▸ **Data extracted from a collection**
=====
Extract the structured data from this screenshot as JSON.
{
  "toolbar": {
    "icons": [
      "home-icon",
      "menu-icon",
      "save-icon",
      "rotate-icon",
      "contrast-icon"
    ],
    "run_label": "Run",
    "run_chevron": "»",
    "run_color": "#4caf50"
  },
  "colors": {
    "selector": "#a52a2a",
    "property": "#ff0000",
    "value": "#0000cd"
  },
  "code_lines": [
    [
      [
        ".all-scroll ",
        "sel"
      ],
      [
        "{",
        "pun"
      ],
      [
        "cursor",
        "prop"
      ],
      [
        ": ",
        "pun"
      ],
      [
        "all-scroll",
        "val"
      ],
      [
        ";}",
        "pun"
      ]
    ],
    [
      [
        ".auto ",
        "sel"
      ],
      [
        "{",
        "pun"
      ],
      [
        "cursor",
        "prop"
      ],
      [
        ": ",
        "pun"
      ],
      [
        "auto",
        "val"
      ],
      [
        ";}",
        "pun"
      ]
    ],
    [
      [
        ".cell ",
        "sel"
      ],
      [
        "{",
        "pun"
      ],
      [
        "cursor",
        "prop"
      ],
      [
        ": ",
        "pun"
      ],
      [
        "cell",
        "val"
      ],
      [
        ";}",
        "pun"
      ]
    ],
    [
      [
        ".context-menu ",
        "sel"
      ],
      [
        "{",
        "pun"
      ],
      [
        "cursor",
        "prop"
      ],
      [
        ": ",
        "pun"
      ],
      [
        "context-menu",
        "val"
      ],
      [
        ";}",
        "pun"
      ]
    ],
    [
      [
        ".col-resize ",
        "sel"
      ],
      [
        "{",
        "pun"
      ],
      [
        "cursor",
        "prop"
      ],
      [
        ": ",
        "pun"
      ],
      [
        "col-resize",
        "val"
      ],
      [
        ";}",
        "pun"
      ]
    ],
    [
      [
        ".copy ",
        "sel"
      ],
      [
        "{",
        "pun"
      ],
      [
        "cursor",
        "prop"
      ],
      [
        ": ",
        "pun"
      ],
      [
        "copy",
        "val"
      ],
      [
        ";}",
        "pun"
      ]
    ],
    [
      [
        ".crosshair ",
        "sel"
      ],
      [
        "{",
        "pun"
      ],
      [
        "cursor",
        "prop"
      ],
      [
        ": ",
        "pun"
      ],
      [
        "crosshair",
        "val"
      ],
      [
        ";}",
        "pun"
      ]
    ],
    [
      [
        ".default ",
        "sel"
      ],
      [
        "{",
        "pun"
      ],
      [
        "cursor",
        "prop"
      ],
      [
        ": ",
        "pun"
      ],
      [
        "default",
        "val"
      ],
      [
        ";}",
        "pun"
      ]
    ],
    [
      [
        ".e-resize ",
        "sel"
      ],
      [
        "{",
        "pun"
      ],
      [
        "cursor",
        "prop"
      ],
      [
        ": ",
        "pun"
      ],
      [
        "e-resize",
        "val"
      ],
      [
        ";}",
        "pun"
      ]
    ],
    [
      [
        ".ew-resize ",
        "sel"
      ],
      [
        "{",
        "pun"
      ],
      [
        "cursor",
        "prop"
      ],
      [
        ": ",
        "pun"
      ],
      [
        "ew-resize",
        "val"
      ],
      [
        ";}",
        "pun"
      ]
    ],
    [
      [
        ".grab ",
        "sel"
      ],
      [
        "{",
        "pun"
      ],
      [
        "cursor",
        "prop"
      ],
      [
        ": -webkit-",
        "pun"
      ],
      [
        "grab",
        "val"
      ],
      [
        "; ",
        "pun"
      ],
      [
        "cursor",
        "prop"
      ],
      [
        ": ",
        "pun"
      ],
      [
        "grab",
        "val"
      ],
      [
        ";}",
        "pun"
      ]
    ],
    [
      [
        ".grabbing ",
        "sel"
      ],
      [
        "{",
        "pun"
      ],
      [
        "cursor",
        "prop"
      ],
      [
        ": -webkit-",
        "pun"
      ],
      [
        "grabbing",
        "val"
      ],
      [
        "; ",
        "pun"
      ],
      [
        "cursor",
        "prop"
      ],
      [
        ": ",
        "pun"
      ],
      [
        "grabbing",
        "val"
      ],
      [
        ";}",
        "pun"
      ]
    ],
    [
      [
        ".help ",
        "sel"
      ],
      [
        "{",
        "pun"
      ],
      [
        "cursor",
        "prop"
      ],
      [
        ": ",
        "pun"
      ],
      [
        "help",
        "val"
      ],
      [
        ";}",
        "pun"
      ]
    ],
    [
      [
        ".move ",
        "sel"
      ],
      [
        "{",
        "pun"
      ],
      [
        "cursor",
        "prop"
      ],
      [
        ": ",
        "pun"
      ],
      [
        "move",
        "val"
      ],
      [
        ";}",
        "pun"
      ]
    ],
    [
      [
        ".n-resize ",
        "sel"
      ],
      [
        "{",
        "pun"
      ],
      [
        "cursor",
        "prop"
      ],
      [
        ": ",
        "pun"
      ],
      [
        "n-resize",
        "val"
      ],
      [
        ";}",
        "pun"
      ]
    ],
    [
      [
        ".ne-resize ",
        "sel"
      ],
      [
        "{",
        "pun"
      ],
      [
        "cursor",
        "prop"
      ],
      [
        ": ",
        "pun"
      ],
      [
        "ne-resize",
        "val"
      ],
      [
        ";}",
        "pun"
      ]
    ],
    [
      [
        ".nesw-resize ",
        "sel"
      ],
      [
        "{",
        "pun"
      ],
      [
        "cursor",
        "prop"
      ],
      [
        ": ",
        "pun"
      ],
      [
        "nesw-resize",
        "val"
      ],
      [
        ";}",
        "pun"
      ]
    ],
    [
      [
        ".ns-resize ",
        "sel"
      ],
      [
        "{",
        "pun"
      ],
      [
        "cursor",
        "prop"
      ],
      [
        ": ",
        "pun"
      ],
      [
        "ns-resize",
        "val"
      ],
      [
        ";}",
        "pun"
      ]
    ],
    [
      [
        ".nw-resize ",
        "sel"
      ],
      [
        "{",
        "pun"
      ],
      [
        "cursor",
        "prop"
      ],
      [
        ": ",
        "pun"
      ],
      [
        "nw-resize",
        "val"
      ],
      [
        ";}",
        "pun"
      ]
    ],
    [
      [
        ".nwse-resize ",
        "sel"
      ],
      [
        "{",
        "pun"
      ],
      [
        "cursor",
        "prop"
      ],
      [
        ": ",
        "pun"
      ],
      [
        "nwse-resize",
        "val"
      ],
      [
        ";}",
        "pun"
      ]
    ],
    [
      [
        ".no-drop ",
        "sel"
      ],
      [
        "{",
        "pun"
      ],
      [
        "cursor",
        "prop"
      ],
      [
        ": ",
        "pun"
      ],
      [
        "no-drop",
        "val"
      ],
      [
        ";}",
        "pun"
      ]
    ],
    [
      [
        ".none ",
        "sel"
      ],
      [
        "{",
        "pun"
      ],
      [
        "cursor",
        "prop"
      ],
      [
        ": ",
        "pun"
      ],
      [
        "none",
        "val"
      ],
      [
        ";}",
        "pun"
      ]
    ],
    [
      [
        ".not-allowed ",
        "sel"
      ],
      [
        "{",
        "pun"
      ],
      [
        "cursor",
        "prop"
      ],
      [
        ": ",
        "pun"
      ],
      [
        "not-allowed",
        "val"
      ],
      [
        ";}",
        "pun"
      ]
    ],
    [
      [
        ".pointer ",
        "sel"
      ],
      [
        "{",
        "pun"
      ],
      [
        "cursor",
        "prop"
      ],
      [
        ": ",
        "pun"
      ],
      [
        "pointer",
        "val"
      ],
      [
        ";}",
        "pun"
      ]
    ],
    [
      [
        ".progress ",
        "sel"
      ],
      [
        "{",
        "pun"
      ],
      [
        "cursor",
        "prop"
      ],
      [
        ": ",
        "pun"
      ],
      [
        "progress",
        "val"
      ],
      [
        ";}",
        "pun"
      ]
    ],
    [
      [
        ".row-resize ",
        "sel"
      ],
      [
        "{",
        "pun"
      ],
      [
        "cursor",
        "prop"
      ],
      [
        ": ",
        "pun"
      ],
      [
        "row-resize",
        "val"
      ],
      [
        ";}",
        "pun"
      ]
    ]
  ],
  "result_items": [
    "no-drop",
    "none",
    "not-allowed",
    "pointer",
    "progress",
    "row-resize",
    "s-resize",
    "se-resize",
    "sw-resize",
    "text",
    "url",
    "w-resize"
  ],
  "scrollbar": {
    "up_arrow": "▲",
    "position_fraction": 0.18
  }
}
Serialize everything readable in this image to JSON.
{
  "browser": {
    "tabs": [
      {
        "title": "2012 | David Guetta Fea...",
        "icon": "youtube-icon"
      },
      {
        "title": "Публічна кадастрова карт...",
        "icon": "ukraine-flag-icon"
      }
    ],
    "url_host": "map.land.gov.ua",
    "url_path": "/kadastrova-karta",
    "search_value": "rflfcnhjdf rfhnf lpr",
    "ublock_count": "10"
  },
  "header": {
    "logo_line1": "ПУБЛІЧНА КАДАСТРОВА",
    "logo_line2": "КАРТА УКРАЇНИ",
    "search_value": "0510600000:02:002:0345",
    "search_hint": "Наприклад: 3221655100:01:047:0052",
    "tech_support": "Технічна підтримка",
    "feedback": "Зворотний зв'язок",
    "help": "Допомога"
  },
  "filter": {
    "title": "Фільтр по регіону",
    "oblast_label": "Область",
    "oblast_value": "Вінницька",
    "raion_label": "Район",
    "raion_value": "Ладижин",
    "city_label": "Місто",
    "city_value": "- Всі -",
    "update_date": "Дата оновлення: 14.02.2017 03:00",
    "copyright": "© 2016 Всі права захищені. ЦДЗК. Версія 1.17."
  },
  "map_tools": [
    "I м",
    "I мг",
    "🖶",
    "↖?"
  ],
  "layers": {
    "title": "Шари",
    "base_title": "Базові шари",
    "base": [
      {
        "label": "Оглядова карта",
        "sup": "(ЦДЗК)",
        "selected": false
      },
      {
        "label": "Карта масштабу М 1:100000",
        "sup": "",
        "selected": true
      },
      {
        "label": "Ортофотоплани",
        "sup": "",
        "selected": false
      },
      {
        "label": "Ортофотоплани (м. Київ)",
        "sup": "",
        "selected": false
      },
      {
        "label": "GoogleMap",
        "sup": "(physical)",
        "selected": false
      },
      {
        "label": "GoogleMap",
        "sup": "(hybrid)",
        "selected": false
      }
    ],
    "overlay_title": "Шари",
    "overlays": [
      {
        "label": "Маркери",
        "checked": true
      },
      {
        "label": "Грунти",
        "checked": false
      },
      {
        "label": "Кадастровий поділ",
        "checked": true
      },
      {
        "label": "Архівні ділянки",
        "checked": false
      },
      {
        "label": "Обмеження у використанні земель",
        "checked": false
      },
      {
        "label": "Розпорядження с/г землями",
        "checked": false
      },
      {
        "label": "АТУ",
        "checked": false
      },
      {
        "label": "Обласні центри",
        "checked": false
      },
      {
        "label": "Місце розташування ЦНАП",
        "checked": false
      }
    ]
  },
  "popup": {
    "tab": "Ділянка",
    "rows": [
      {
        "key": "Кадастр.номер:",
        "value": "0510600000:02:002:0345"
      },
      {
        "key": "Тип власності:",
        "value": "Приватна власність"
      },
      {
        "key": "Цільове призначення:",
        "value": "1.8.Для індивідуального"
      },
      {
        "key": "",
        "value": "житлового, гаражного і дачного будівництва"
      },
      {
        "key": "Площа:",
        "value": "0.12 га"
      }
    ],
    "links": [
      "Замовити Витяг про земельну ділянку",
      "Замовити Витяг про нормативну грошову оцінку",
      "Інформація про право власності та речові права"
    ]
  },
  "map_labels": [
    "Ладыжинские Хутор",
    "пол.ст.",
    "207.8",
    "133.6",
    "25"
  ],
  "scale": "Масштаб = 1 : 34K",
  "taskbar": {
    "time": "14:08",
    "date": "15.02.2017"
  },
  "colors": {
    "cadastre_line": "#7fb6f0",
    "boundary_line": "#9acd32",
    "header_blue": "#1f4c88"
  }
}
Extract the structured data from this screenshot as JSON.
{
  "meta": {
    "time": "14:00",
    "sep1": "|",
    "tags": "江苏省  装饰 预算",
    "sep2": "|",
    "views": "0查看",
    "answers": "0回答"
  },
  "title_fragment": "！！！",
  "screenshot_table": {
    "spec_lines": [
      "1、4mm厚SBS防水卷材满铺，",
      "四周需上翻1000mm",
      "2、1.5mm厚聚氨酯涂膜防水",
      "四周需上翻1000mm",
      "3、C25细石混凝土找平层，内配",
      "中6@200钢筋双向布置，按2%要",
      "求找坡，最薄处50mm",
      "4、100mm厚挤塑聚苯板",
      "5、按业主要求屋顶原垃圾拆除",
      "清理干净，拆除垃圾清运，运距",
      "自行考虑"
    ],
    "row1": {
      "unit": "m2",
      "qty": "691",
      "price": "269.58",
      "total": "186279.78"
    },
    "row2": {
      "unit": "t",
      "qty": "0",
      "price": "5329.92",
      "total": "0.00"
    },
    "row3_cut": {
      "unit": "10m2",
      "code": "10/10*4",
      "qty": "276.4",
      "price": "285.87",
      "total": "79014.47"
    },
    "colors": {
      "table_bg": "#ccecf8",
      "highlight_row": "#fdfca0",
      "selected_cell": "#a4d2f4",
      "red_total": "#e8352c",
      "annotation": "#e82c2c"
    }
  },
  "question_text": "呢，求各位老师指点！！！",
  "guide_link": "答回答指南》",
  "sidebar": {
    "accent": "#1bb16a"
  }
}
=====
Check each line of the records for the word "ЦДЗК" and extract those that contain it.

    "copyright": "© 2016 Всі права захищені. ЦДЗК. Версія 1.17."
        "sup": "(ЦДЗК)",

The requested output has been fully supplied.